## Start Data rows

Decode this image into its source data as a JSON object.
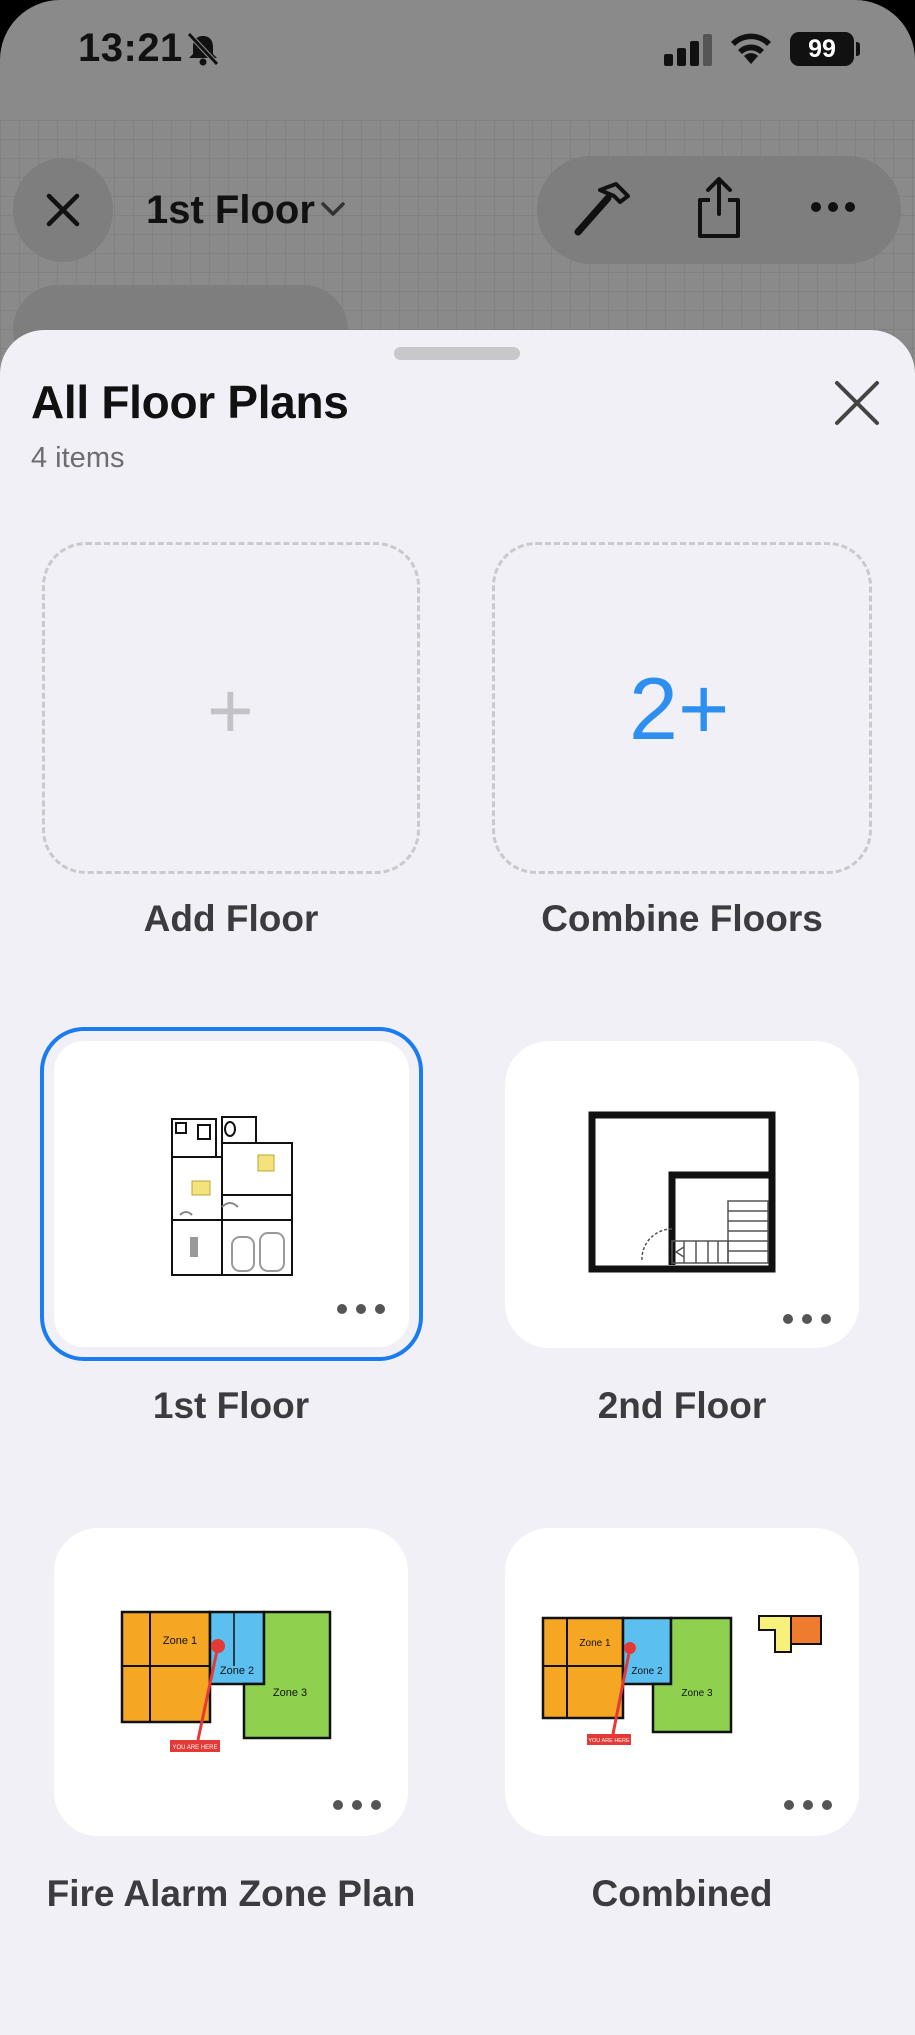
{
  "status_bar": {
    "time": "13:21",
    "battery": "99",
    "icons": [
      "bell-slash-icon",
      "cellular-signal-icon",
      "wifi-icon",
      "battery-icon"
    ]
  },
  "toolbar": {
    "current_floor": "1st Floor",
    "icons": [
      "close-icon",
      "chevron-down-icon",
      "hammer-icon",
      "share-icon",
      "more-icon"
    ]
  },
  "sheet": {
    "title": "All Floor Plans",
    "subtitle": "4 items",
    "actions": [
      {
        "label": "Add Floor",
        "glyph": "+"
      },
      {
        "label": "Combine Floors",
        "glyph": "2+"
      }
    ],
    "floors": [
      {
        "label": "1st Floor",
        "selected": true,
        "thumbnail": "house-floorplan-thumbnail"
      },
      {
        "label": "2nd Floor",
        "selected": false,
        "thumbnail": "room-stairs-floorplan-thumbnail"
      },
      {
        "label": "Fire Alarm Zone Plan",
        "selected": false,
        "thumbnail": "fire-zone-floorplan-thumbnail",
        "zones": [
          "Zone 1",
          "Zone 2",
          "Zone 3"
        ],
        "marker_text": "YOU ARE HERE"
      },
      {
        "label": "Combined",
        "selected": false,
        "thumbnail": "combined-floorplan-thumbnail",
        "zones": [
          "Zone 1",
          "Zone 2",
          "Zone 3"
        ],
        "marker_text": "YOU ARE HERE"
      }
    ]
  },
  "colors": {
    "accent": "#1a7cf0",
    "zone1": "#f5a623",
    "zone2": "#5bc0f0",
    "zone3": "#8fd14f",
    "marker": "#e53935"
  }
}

## End Data rows
## Start Data rows

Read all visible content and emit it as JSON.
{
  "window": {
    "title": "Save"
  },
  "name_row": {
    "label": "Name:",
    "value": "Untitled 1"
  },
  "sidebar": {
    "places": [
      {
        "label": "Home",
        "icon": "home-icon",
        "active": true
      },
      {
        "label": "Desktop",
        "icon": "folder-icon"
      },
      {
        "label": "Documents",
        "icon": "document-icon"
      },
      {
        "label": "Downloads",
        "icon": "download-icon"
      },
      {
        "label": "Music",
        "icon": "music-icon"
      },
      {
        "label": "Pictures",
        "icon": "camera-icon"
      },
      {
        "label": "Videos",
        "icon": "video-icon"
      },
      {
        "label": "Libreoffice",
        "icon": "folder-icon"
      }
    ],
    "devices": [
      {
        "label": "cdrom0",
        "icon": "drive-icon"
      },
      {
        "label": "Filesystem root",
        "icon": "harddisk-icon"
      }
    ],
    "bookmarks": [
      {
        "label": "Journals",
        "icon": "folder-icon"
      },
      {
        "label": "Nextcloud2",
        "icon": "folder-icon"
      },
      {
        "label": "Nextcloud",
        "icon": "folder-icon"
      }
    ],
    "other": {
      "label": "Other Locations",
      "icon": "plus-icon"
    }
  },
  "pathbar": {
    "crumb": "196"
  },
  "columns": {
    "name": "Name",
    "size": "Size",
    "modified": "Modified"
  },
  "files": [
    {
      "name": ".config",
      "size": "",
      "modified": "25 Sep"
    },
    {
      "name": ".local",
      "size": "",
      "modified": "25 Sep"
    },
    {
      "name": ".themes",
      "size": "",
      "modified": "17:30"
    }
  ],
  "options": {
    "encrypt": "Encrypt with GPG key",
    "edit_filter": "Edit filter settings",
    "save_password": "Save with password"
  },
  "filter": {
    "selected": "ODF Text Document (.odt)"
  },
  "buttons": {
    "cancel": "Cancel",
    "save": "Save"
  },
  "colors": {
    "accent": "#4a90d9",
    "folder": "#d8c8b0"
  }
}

## End Data rows

# What you are asked to do:
List every line in the records above that contains the word "filter".

# Final result:
    "edit_filter": "Edit filter settings",
  "filter": {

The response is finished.